Set task ->
Every record below should be printed exactly as given.

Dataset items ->

------------------------------------------------

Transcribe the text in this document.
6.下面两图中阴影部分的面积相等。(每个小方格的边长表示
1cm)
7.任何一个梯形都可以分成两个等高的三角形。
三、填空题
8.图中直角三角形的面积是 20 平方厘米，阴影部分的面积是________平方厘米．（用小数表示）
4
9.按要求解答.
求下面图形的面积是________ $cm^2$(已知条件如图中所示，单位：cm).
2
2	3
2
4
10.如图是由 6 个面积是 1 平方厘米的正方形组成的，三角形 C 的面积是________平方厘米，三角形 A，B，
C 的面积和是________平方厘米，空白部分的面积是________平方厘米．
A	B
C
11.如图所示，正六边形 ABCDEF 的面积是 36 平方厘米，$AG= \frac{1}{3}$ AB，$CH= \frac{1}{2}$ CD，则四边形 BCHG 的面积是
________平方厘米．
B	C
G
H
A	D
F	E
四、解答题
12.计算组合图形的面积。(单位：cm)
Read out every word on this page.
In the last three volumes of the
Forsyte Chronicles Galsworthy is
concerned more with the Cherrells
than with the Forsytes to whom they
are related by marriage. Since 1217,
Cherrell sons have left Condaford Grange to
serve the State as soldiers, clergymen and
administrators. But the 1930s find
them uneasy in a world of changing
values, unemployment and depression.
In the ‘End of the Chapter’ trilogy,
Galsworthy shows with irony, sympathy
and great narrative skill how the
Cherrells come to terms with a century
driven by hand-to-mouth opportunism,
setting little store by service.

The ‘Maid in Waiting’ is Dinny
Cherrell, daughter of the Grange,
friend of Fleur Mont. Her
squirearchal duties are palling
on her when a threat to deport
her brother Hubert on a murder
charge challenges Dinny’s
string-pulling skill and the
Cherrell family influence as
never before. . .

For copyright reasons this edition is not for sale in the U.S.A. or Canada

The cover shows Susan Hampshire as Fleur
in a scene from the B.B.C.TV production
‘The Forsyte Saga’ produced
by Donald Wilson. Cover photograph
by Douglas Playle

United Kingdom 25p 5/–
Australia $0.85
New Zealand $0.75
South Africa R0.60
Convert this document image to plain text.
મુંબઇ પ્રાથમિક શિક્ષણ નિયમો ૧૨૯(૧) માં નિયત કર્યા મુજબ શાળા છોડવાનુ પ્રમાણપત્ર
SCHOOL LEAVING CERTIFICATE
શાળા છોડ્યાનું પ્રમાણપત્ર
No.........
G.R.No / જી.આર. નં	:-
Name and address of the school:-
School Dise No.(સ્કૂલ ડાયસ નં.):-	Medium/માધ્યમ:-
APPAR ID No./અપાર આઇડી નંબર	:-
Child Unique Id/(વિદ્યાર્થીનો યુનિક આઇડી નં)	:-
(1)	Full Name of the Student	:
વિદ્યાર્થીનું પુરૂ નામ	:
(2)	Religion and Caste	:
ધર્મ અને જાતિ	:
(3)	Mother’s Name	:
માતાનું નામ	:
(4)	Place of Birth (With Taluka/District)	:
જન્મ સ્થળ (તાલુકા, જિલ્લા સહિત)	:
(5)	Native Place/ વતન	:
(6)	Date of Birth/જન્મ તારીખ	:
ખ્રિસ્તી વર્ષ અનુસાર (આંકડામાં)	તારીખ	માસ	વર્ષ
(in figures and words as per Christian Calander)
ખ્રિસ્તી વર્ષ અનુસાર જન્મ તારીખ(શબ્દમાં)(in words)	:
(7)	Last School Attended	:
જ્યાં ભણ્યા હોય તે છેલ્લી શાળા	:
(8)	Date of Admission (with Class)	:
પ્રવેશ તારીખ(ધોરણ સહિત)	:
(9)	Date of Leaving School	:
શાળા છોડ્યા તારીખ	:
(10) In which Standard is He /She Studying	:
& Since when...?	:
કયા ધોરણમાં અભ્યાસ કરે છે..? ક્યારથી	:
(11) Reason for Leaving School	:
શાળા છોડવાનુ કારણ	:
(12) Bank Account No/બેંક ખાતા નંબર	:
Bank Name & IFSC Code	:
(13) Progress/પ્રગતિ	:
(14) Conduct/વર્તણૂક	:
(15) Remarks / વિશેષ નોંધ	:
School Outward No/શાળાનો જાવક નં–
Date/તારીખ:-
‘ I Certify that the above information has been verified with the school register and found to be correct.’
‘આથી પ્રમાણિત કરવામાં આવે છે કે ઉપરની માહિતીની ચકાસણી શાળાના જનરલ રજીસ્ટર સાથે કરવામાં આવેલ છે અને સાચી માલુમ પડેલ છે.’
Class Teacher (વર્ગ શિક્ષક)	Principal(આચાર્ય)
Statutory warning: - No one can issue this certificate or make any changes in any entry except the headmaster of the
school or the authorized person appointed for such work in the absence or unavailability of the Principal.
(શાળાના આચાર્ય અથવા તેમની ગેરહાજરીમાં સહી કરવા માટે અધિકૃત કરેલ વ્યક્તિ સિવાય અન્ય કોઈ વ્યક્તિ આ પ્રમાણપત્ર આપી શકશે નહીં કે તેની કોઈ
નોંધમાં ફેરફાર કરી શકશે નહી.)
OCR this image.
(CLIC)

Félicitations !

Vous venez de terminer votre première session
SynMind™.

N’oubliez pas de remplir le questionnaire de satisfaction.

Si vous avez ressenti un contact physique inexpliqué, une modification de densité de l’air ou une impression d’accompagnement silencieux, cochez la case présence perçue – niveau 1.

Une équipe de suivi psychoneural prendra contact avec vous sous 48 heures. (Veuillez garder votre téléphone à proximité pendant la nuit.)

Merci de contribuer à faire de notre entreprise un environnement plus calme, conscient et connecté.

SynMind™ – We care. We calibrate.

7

------------------------------------------------

Reply ->
Transcribe the text in this document.
6.下面两图中阴影部分的面积相等。(每个小方格的边长表示
1cm)
7.任何一个梯形都可以分成两个等高的三角形。
三、填空题
8.图中直角三角形的面积是 20 平方厘米，阴影部分的面积是________平方厘米．（用小数表示）
4
9.按要求解答.
求下面图形的面积是________ $cm^2$(已知条件如图中所示，单位：cm).
2
2	3
2
4
10.如图是由 6 个面积是 1 平方厘米的正方形组成的，三角形 C 的面积是________平方厘米，三角形 A，B，
C 的面积和是________平方厘米，空白部分的面积是________平方厘米．
A	B
C
11.如图所示，正六边形 ABCDEF 的面积是 36 平方厘米，$AG= \frac{1}{3}$ AB，$CH= \frac{1}{2}$ CD，则四边形 BCHG 的面积是
________平方厘米．
B	C
G
H
A	D
F	E
四、解答题
12.计算组合图形的面积。(单位：cm)
Read out every word on this page.
In the last three volumes of the
Forsyte Chronicles Galsworthy is
concerned more with the Cherrells
than with the Forsytes to whom they
are related by marriage. Since 1217,
Cherrell sons have left Condaford Grange to
serve the State as soldiers, clergymen and
administrators. But the 1930s find
them uneasy in a world of changing
values, unemployment and depression.
In the ‘End of the Chapter’ trilogy,
Galsworthy shows with irony, sympathy
and great narrative skill how the
Cherrells come to terms with a century
driven by hand-to-mouth opportunism,
setting little store by service.

The ‘Maid in Waiting’ is Dinny
Cherrell, daughter of the Grange,
friend of Fleur Mont. Her
squirearchal duties are palling
on her when a threat to deport
her brother Hubert on a murder
charge challenges Dinny’s
string-pulling skill and the
Cherrell family influence as
never before. . .

For copyright reasons this edition is not for sale in the U.S.A. or Canada

The cover shows Susan Hampshire as Fleur
in a scene from the B.B.C.TV production
‘The Forsyte Saga’ produced
by Donald Wilson. Cover photograph
by Douglas Playle

United Kingdom 25p 5/–
Australia $0.85
New Zealand $0.75
South Africa R0.60
Convert this document image to plain text.
મુંબઇ પ્રાથમિક શિક્ષણ નિયમો ૧૨૯(૧) માં નિયત કર્યા મુજબ શાળા છોડવાનુ પ્રમાણપત્ર
SCHOOL LEAVING CERTIFICATE
શાળા છોડ્યાનું પ્રમાણપત્ર
No.........
G.R.No / જી.આર. નં	:-
Name and address of the school:-
School Dise No.(સ્કૂલ ડાયસ નં.):-	Medium/માધ્યમ:-
APPAR ID No./અપાર આઇડી નંબર	:-
Child Unique Id/(વિદ્યાર્થીનો યુનિક આઇડી નં)	:-
(1)	Full Name of the Student	:
વિદ્યાર્થીનું પુરૂ નામ	:
(2)	Religion and Caste	:
ધર્મ અને જાતિ	:
(3)	Mother’s Name	:
માતાનું નામ	:
(4)	Place of Birth (With Taluka/District)	:
જન્મ સ્થળ (તાલુકા, જિલ્લા સહિત)	:
(5)	Native Place/ વતન	:
(6)	Date of Birth/જન્મ તારીખ	:
ખ્રિસ્તી વર્ષ અનુસાર (આંકડામાં)	તારીખ	માસ	વર્ષ
(in figures and words as per Christian Calander)
ખ્રિસ્તી વર્ષ અનુસાર જન્મ તારીખ(શબ્દમાં)(in words)	:
(7)	Last School Attended	:
જ્યાં ભણ્યા હોય તે છેલ્લી શાળા	:
(8)	Date of Admission (with Class)	:
પ્રવેશ તારીખ(ધોરણ સહિત)	:
(9)	Date of Leaving School	:
શાળા છોડ્યા તારીખ	:
(10) In which Standard is He /She Studying	:
& Since when...?	:
કયા ધોરણમાં અભ્યાસ કરે છે..? ક્યારથી	:
(11) Reason for Leaving School	:
શાળા છોડવાનુ કારણ	:
(12) Bank Account No/બેંક ખાતા નંબર	:
Bank Name & IFSC Code	:
(13) Progress/પ્રગતિ	:
(14) Conduct/વર્તણૂક	:
(15) Remarks / વિશેષ નોંધ	:
School Outward No/શાળાનો જાવક નં–
Date/તારીખ:-
‘ I Certify that the above information has been verified with the school register and found to be correct.’
‘આથી પ્રમાણિત કરવામાં આવે છે કે ઉપરની માહિતીની ચકાસણી શાળાના જનરલ રજીસ્ટર સાથે કરવામાં આવેલ છે અને સાચી માલુમ પડેલ છે.’
Class Teacher (વર્ગ શિક્ષક)	Principal(આચાર્ય)
Statutory warning: - No one can issue this certificate or make any changes in any entry except the headmaster of the
school or the authorized person appointed for such work in the absence or unavailability of the Principal.
(શાળાના આચાર્ય અથવા તેમની ગેરહાજરીમાં સહી કરવા માટે અધિકૃત કરેલ વ્યક્તિ સિવાય અન્ય કોઈ વ્યક્તિ આ પ્રમાણપત્ર આપી શકશે નહીં કે તેની કોઈ
નોંધમાં ફેરફાર કરી શકશે નહી.)
OCR this image.
(CLIC)

Félicitations !

Vous venez de terminer votre première session
SynMind™.

N’oubliez pas de remplir le questionnaire de satisfaction.

Si vous avez ressenti un contact physique inexpliqué, une modification de densité de l’air ou une impression d’accompagnement silencieux, cochez la case présence perçue – niveau 1.

Une équipe de suivi psychoneural prendra contact avec vous sous 48 heures. (Veuillez garder votre téléphone à proximité pendant la nuit.)

Merci de contribuer à faire de notre entreprise un environnement plus calme, conscient et connecté.

SynMind™ – We care. We calibrate.

7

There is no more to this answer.